• **Problem statement**
Make an exact copy of the records, with the pictures left out.

• **Listed entries**

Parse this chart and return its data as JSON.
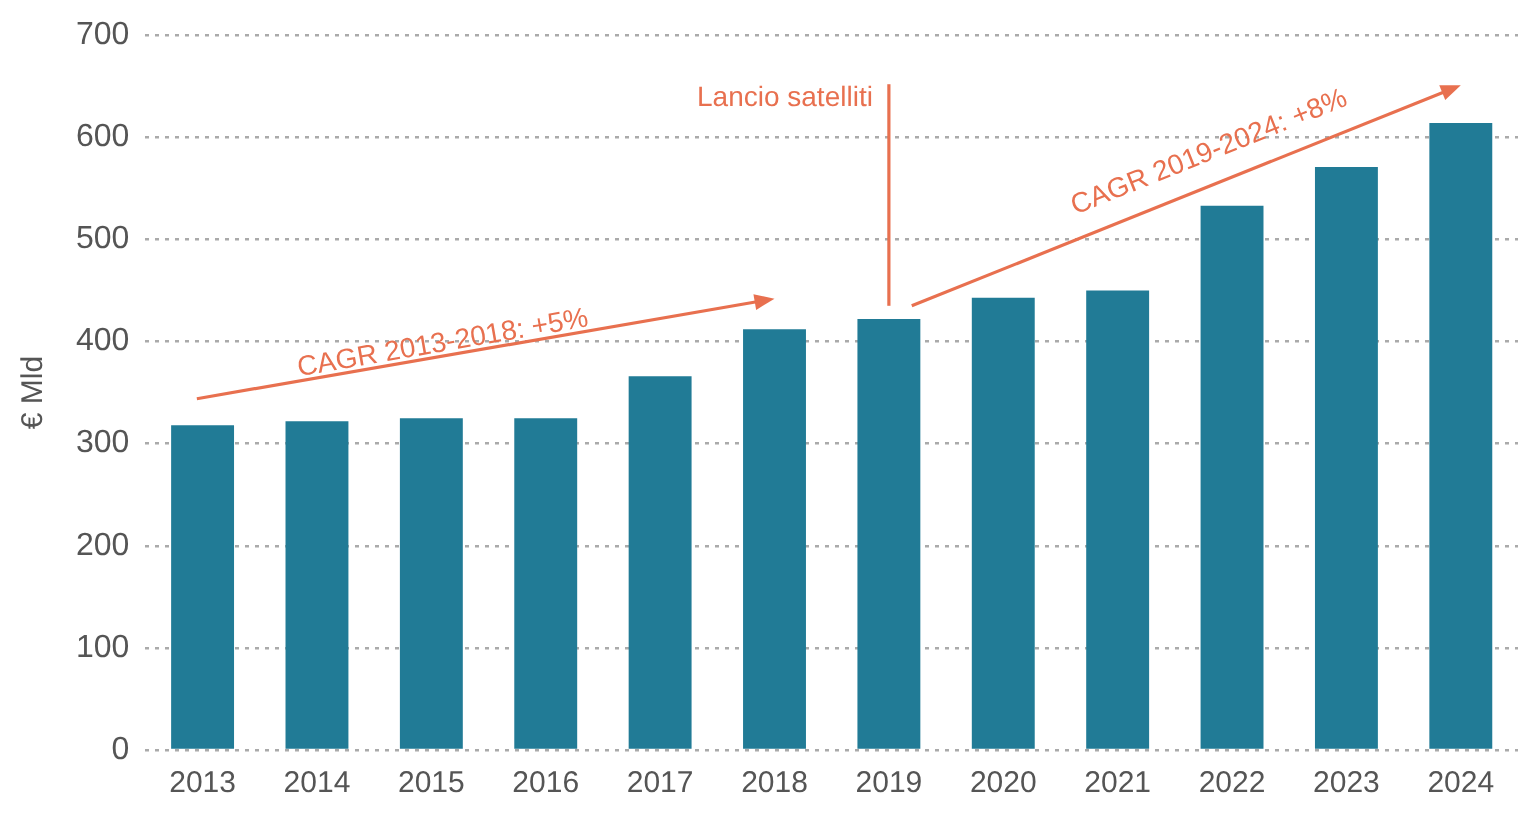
{
  "chart_data": {
    "type": "bar",
    "ylabel": "€ Mld",
    "categories": [
      "2013",
      "2014",
      "2015",
      "2016",
      "2017",
      "2018",
      "2019",
      "2020",
      "2021",
      "2022",
      "2023",
      "2024"
    ],
    "values": [
      318,
      322,
      325,
      325,
      366,
      412,
      422,
      443,
      450,
      533,
      571,
      614
    ],
    "color": "#217b96",
    "ylim": [
      0,
      700
    ],
    "yticks": [
      0,
      100,
      200,
      300,
      400,
      500,
      600,
      700
    ],
    "grid": "y",
    "legend": false,
    "annotations": [
      "CAGR 2013-2018: +5%",
      "CAGR 2019-2024: +8%",
      "Lancio satelliti"
    ]
  }
}
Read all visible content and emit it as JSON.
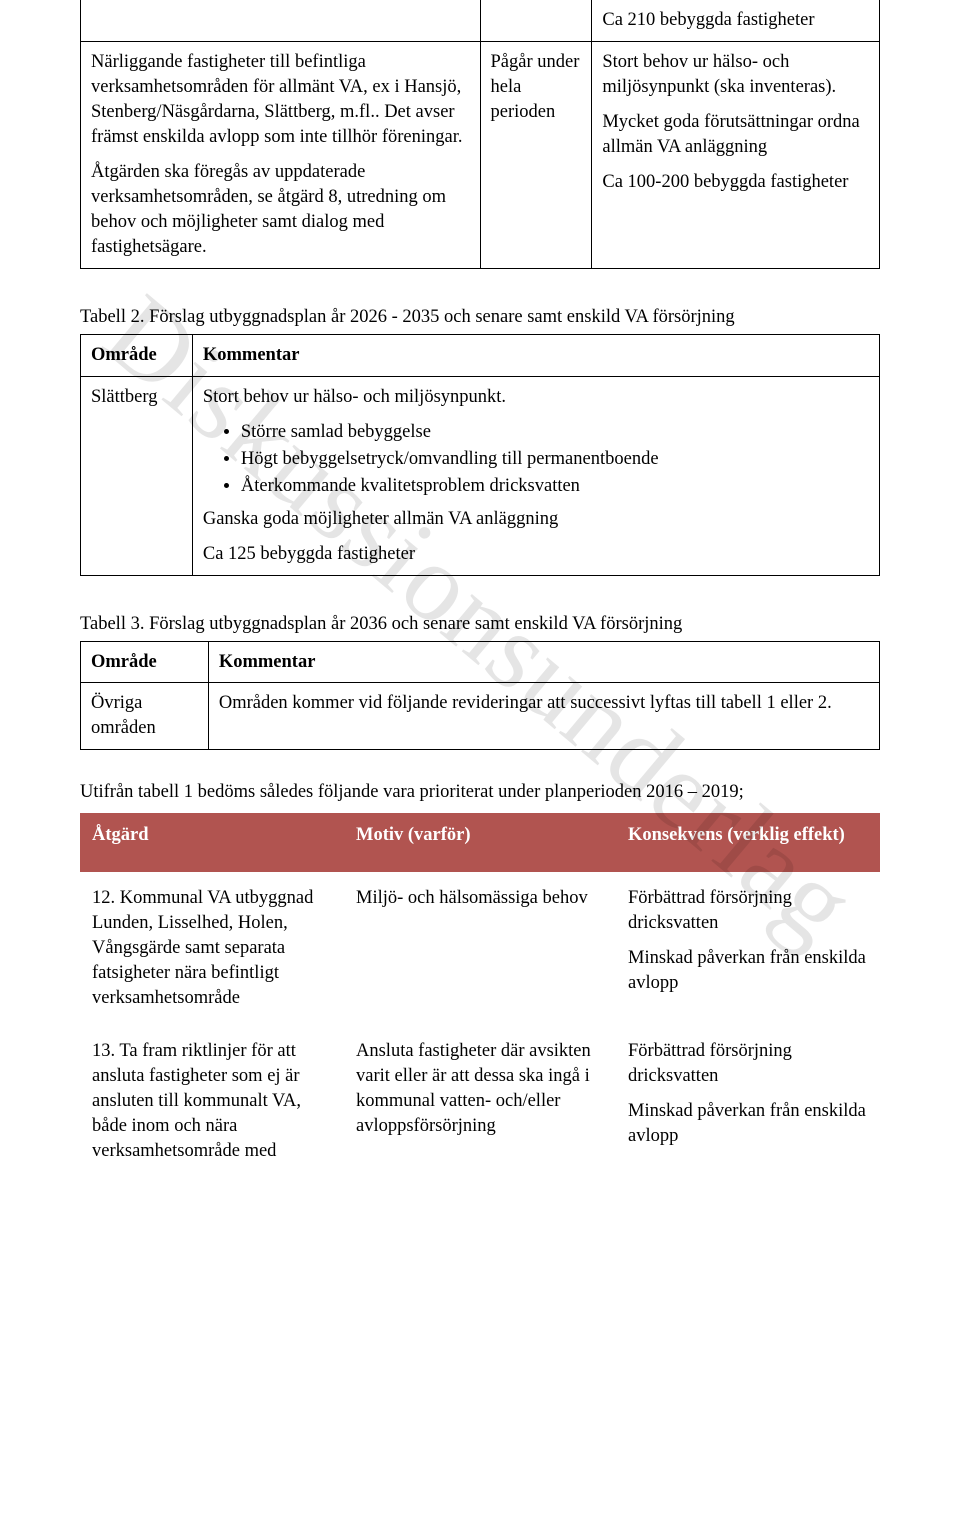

• **Result of the exercise**
Parse this chart and return its data as JSON.
{
  "chart_data": {
    "type": "bar",
    "ylabel": "€ Mld",
    "categories": [
      "2013",
      "2014",
      "2015",
      "2016",
      "2017",
      "2018",
      "2019",
      "2020",
      "2021",
      "2022",
      "2023",
      "2024"
    ],
    "values": [
      318,
      322,
      325,
      325,
      366,
      412,
      422,
      443,
      450,
      533,
      571,
      614
    ],
    "color": "#217b96",
    "ylim": [
      0,
      700
    ],
    "yticks": [
      0,
      100,
      200,
      300,
      400,
      500,
      600,
      700
    ],
    "grid": "y",
    "legend": false,
    "annotations": [
      "CAGR 2013-2018: +5%",
      "CAGR 2019-2024: +8%",
      "Lancio satelliti"
    ]
  }
}
Read all visible content and emit it as JSON.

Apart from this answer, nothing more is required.